### Do this
Will you transcribe all the entries word for word, skipping the pictures they hold?

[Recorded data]
....

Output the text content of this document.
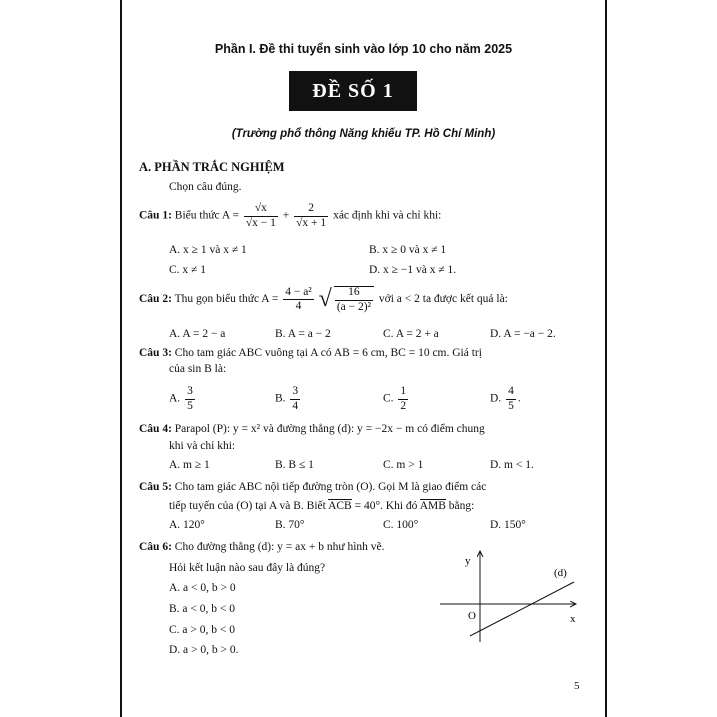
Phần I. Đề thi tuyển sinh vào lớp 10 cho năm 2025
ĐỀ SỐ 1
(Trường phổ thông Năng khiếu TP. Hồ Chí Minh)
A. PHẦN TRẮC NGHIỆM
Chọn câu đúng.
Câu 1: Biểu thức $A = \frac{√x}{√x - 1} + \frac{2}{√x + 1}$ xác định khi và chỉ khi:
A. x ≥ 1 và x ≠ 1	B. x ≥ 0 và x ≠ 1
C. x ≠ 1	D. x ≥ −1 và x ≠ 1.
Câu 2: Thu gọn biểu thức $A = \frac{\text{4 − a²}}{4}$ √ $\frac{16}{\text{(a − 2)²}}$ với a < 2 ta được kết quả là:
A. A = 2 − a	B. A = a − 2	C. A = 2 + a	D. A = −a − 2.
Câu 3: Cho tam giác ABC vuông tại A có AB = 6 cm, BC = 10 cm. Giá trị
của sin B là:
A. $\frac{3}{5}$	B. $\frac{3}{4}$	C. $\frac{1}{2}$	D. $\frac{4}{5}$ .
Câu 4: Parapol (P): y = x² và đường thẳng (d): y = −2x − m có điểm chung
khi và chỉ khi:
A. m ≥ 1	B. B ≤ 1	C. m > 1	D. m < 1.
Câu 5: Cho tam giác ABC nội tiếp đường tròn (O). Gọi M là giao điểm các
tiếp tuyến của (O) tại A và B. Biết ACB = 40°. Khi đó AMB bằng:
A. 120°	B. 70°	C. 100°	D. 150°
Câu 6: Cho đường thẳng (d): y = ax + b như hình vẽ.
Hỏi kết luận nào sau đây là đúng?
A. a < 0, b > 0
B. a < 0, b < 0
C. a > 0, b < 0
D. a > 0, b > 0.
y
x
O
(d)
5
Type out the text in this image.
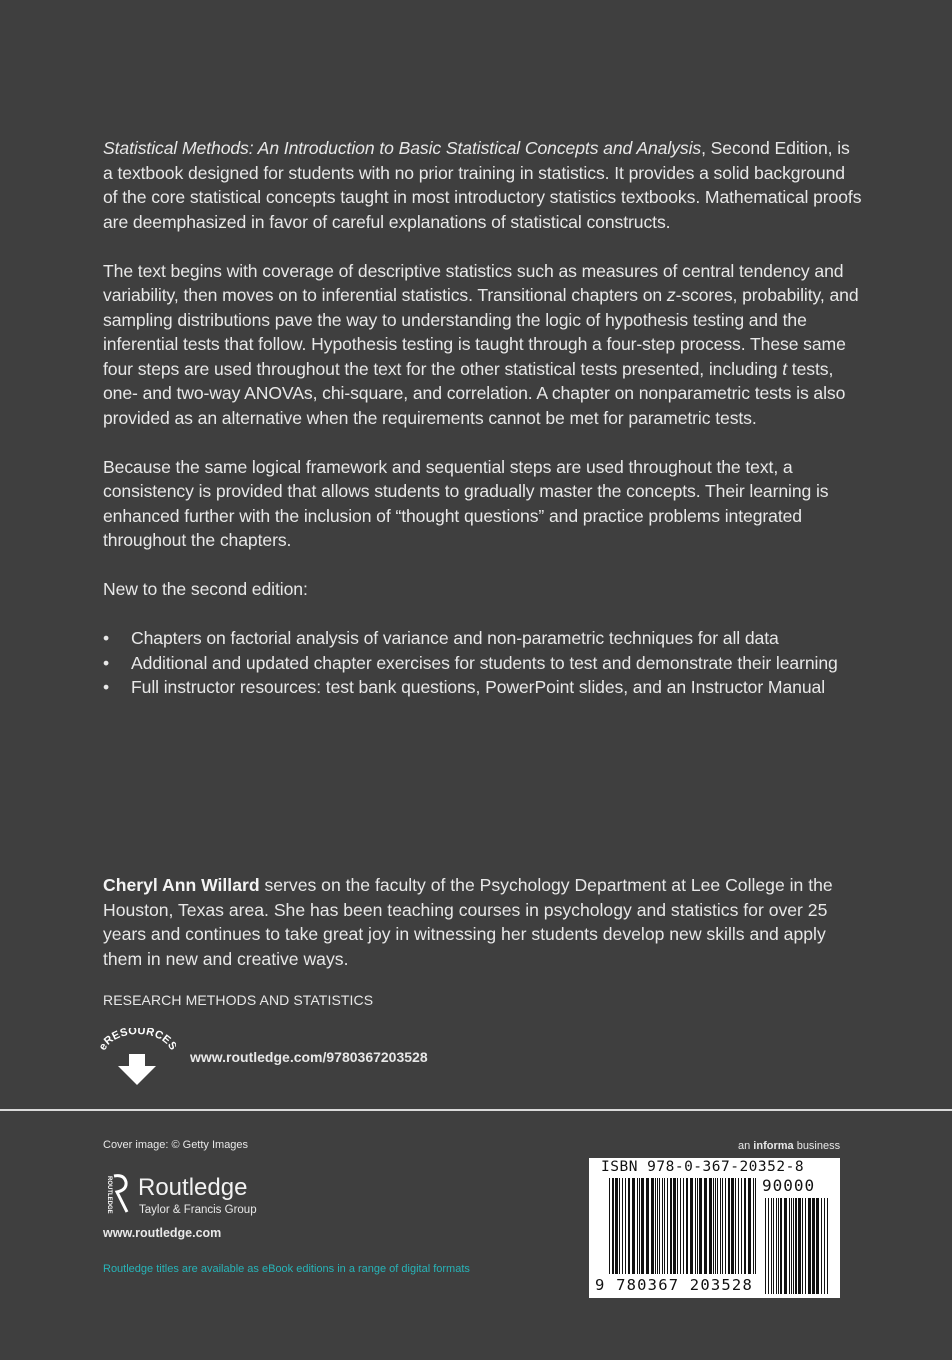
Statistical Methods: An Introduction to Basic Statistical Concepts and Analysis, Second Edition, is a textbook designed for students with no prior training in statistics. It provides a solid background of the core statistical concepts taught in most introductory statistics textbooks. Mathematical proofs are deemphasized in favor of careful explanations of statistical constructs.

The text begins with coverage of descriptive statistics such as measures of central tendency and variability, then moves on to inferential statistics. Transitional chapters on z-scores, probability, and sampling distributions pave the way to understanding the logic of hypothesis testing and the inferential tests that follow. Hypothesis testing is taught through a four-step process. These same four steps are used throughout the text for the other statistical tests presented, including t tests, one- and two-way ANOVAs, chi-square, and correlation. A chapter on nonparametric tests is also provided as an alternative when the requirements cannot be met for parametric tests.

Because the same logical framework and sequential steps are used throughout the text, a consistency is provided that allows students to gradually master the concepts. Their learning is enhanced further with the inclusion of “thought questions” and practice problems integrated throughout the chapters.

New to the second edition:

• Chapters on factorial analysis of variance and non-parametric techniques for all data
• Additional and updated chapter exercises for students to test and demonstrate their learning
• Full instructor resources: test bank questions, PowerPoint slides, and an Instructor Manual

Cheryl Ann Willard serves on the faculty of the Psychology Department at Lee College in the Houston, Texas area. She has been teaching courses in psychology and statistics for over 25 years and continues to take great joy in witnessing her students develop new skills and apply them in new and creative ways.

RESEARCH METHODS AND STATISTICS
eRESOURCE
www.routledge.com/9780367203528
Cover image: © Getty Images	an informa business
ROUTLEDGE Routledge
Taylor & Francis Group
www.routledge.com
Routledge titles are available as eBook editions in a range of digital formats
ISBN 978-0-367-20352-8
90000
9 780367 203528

....

### Reply to the task
Output the text content of this document.
Phần I. Đề thi tuyển sinh vào lớp 10 cho năm 2025
ĐỀ SỐ 1
(Trường phổ thông Năng khiếu TP. Hồ Chí Minh)
A. PHẦN TRẮC NGHIỆM
Chọn câu đúng.
Câu 1: Biểu thức $A = \frac{√x}{√x - 1} + \frac{2}{√x + 1}$ xác định khi và chỉ khi:
A. x ≥ 1 và x ≠ 1	B. x ≥ 0 và x ≠ 1
C. x ≠ 1	D. x ≥ −1 và x ≠ 1.
Câu 2: Thu gọn biểu thức $A = \frac{\text{4 − a²}}{4}$ √ $\frac{16}{\text{(a − 2)²}}$ với a < 2 ta được kết quả là:
A. A = 2 − a	B. A = a − 2	C. A = 2 + a	D. A = −a − 2.
Câu 3: Cho tam giác ABC vuông tại A có AB = 6 cm, BC = 10 cm. Giá trị
của sin B là:
A. $\frac{3}{5}$	B. $\frac{3}{4}$	C. $\frac{1}{2}$	D. $\frac{4}{5}$ .
Câu 4: Parapol (P): y = x² và đường thẳng (d): y = −2x − m có điểm chung
khi và chỉ khi:
A. m ≥ 1	B. B ≤ 1	C. m > 1	D. m < 1.
Câu 5: Cho tam giác ABC nội tiếp đường tròn (O). Gọi M là giao điểm các
tiếp tuyến của (O) tại A và B. Biết ACB = 40°. Khi đó AMB bằng:
A. 120°	B. 70°	C. 100°	D. 150°
Câu 6: Cho đường thẳng (d): y = ax + b như hình vẽ.
Hỏi kết luận nào sau đây là đúng?
A. a < 0, b > 0
B. a < 0, b < 0
C. a > 0, b < 0
D. a > 0, b > 0.
y
x
O
(d)
5
Type out the text in this image.
Statistical Methods: An Introduction to Basic Statistical Concepts and Analysis, Second Edition, is a textbook designed for students with no prior training in statistics. It provides a solid background of the core statistical concepts taught in most introductory statistics textbooks. Mathematical proofs are deemphasized in favor of careful explanations of statistical constructs.

The text begins with coverage of descriptive statistics such as measures of central tendency and variability, then moves on to inferential statistics. Transitional chapters on z-scores, probability, and sampling distributions pave the way to understanding the logic of hypothesis testing and the inferential tests that follow. Hypothesis testing is taught through a four-step process. These same four steps are used throughout the text for the other statistical tests presented, including t tests, one- and two-way ANOVAs, chi-square, and correlation. A chapter on nonparametric tests is also provided as an alternative when the requirements cannot be met for parametric tests.

Because the same logical framework and sequential steps are used throughout the text, a consistency is provided that allows students to gradually master the concepts. Their learning is enhanced further with the inclusion of “thought questions” and practice problems integrated throughout the chapters.

New to the second edition:

• Chapters on factorial analysis of variance and non-parametric techniques for all data
• Additional and updated chapter exercises for students to test and demonstrate their learning
• Full instructor resources: test bank questions, PowerPoint slides, and an Instructor Manual

Cheryl Ann Willard serves on the faculty of the Psychology Department at Lee College in the Houston, Texas area. She has been teaching courses in psychology and statistics for over 25 years and continues to take great joy in witnessing her students develop new skills and apply them in new and creative ways.

RESEARCH METHODS AND STATISTICS
eRESOURCE
www.routledge.com/9780367203528
Cover image: © Getty Images	an informa business
ROUTLEDGE Routledge
Taylor & Francis Group
www.routledge.com
Routledge titles are available as eBook editions in a range of digital formats
ISBN 978-0-367-20352-8
90000
9 780367 203528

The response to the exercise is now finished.